··· Input ···
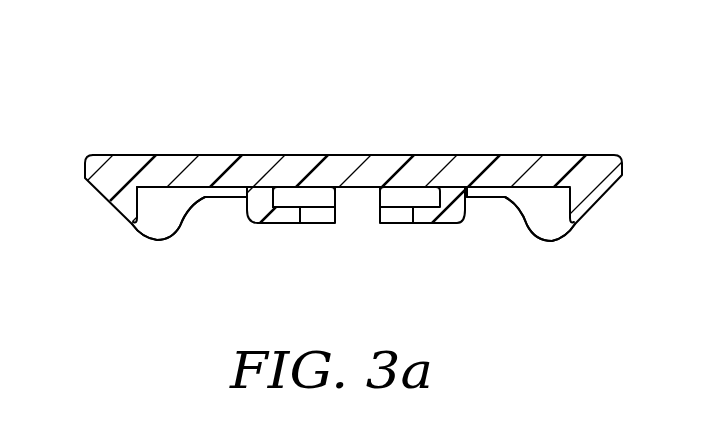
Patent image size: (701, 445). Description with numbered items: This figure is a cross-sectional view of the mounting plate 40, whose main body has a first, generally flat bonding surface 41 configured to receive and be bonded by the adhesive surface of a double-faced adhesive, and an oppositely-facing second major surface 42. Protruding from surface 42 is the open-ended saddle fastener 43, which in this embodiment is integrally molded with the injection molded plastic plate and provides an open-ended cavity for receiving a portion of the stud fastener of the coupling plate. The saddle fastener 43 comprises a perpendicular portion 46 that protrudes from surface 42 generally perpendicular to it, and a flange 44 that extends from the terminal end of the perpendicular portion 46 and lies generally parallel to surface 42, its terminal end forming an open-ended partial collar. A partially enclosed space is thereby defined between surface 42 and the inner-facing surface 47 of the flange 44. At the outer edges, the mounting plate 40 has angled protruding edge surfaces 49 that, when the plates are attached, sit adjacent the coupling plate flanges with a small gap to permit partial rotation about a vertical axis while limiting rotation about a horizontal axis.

The mounting plate 40 is at (155, 92).
The bonding surface 41 is at (485, 155).
The second major surface 42 is at (358, 188).
The saddle fastener 43 is at (257, 223).
The flange 44 is at (292, 223).
The perpendicular portion 46 is at (468, 200).
The inner-facing surface 47 is at (286, 202).
The angled protruding edge surfaces 49 is at (110, 193).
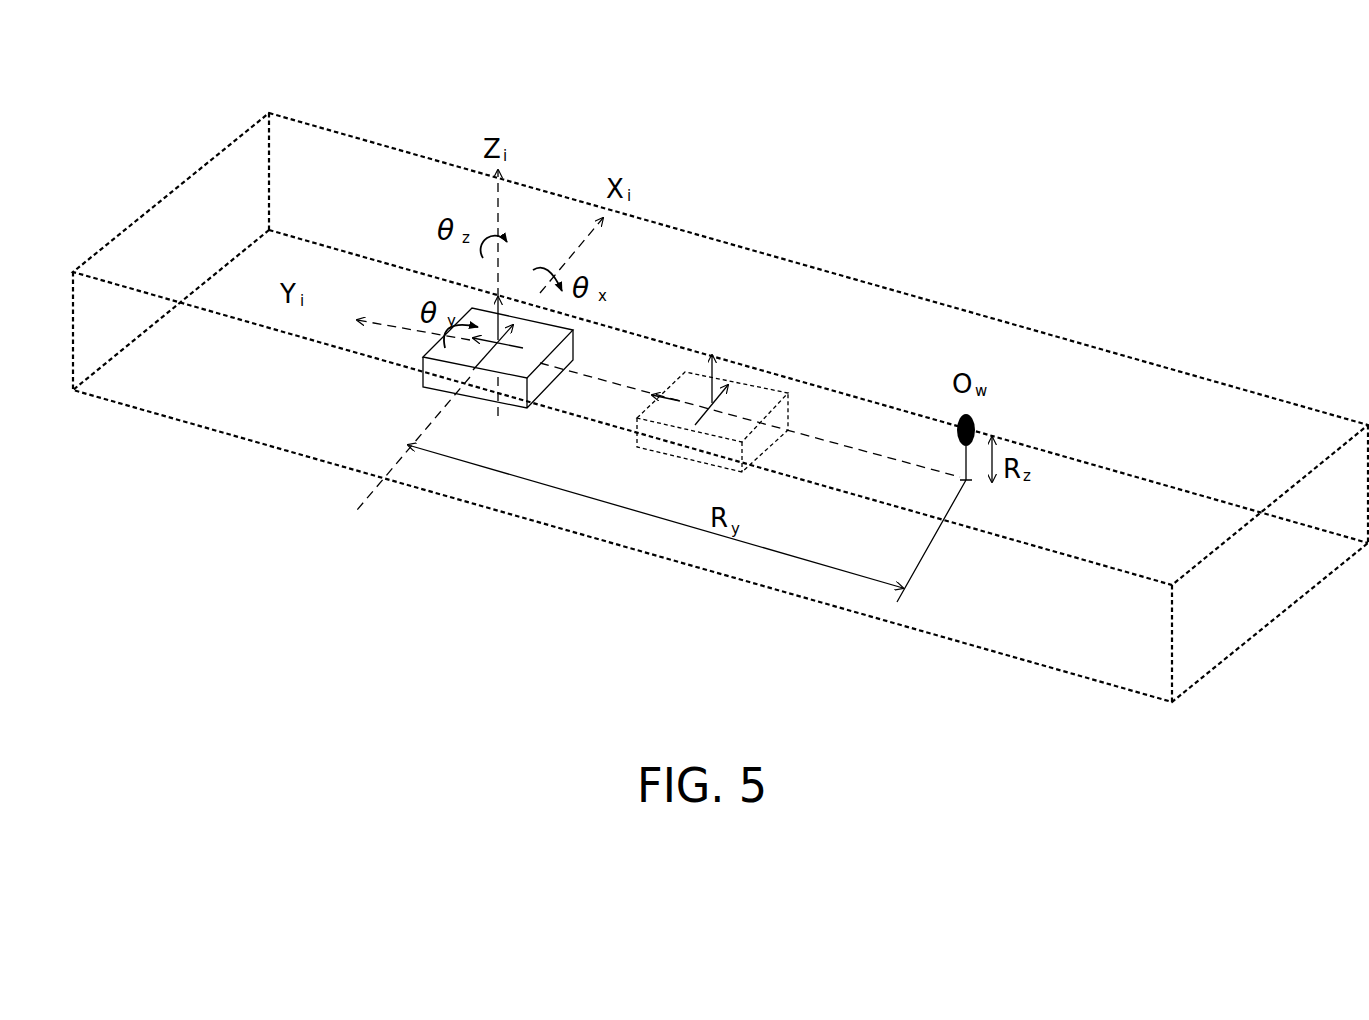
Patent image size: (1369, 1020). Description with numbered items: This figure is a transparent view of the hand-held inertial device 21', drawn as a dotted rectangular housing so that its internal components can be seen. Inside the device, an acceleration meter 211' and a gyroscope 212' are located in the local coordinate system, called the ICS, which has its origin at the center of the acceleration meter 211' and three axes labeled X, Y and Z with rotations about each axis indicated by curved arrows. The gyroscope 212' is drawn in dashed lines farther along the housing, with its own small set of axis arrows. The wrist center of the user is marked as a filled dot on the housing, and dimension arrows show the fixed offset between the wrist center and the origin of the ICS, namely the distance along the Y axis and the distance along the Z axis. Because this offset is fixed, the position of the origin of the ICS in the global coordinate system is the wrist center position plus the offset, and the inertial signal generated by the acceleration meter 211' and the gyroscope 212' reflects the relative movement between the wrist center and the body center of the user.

The hand-held inertial device 21' is at (720, 407).
The acceleration meter 211' is at (391, 413).
The gyroscope 212' is at (762, 324).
···
→ **Task description**:
Copy out the data above with "Description with numbered items" renamed to "Numbered description" throughout and every other detail left as it is. Leave out the pictures.

→ **Written reply**:
Patent image size: (701, 445). Numbered description: This figure is a cross-sectional view of the mounting plate 40, whose main body has a first, generally flat bonding surface 41 configured to receive and be bonded by the adhesive surface of a double-faced adhesive, and an oppositely-facing second major surface 42. Protruding from surface 42 is the open-ended saddle fastener 43, which in this embodiment is integrally molded with the injection molded plastic plate and provides an open-ended cavity for receiving a portion of the stud fastener of the coupling plate. The saddle fastener 43 comprises a perpendicular portion 46 that protrudes from surface 42 generally perpendicular to it, and a flange 44 that extends from the terminal end of the perpendicular portion 46 and lies generally parallel to surface 42, its terminal end forming an open-ended partial collar. A partially enclosed space is thereby defined between surface 42 and the inner-facing surface 47 of the flange 44. At the outer edges, the mounting plate 40 has angled protruding edge surfaces 49 that, when the plates are attached, sit adjacent the coupling plate flanges with a small gap to permit partial rotation about a vertical axis while limiting rotation about a horizontal axis.

The mounting plate 40 is at (155, 92).
The bonding surface 41 is at (485, 155).
The second major surface 42 is at (358, 188).
The saddle fastener 43 is at (257, 223).
The flange 44 is at (292, 223).
The perpendicular portion 46 is at (468, 200).
The inner-facing surface 47 is at (286, 202).
The angled protruding edge surfaces 49 is at (110, 193).
Patent image size: (1369, 1020). Numbered description: This figure is a transparent view of the hand-held inertial device 21', drawn as a dotted rectangular housing so that its internal components can be seen. Inside the device, an acceleration meter 211' and a gyroscope 212' are located in the local coordinate system, called the ICS, which has its origin at the center of the acceleration meter 211' and three axes labeled X, Y and Z with rotations about each axis indicated by curved arrows. The gyroscope 212' is drawn in dashed lines farther along the housing, with its own small set of axis arrows. The wrist center of the user is marked as a filled dot on the housing, and dimension arrows show the fixed offset between the wrist center and the origin of the ICS, namely the distance along the Y axis and the distance along the Z axis. Because this offset is fixed, the position of the origin of the ICS in the global coordinate system is the wrist center position plus the offset, and the inertial signal generated by the acceleration meter 211' and the gyroscope 212' reflects the relative movement between the wrist center and the body center of the user.

The hand-held inertial device 21' is at (720, 407).
The acceleration meter 211' is at (391, 413).
The gyroscope 212' is at (762, 324).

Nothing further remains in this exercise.